** start of Extract to read **
3.2 Linear Regression Models and Least Squares
=====================================

We have an input vector :math:`X^\top = (X_1, \dots, X_p)`, we want to predict a real-valued output :math:`Y`. The linear regression model has the form

.. math::

  f(X) = \beta_0 + \sum_{j=1}^p X_j\beta_j

Here :math:`X_j` can be quantitative inputs, transformations of quantitative inputs, or numerical encoding of qualitative inputs.

Typically we have a set of training data :math:`(x_1, y_1), \dots, (x_N, y_N)` from which to estimate the parameters :math`\beta`. The most popular estimation method is *least squares*, in which we pick the coefficients :math:`\beta = (\beta_0, \dots, \beta_p)^\top` to minimize the residual sum of squares

.. math::

  \text{RSS}(\beta) = \sum_{i=1}^N (y_i - f(x_i))^2 = \sum_{i=1}^N \left(y_i - \beta_0 - \sum_{j=1}^p x_{ij}\beta_j\right)^2

From a statistical point of view, this criterion is reasonable if the training observations :math:`(x_i, y_i)` represent independent draws from their population. Even if the :math:`x_i`'s were not drawn randomly, the criterion is still valid if the :math:`y_i`'s are conditionally independent given the inputs :math:`x_i`.
** end of Extract to read **
**To-do list**
1. According to the section on linear regression and least squares, what is the most popular method for estimating the parameters?
2. Transcribe the section on linear regression and least squares, starting at "3.2 Linear Regression" and ending at "of qualitative inputs.".
The data are separate material and are not part of the section on linear regression and least squares.
** start of Data rows **
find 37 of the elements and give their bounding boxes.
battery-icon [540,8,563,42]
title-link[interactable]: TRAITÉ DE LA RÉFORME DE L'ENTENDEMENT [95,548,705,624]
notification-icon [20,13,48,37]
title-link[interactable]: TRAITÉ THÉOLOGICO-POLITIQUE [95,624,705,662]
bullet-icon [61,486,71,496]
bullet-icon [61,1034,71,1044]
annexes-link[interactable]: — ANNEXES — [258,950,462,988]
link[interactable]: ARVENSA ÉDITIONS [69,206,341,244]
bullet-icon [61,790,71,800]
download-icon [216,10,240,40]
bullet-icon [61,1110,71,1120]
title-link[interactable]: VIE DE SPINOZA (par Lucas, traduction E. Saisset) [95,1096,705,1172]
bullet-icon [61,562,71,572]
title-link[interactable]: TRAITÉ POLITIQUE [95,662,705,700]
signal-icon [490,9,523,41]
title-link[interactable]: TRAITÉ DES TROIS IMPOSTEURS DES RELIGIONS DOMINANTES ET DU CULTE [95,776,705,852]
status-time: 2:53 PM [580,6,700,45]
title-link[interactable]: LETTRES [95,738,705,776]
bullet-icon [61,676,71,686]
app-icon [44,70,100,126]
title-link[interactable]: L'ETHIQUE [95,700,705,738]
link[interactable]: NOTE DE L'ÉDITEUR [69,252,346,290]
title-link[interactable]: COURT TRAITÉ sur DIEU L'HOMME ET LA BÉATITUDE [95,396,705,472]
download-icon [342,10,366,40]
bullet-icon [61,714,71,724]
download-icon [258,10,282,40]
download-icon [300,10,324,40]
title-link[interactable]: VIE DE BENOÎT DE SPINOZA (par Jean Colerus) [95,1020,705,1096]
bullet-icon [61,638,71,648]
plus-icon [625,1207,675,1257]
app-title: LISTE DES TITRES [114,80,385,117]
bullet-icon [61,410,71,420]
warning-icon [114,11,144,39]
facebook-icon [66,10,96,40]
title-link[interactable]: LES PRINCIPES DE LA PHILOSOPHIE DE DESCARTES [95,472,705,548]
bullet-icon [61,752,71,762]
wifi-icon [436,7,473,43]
** end of Data rows **
**Answers given**
1. Least squares.

2.
3.2 Linear Regression Models and Least Squares
=====================================

We have an input vector :math:`X^\top = (X_1, \dots, X_p)`, we want to predict a real-valued output :math:`Y`. The linear regression model has the form

.. math::

  f(X) = \beta_0 + \sum_{j=1}^p X_j\beta_j

Here :math:`X_j` can be quantitative inputs, transformations of quantitative inputs, or numerical encoding of qualitative inputs.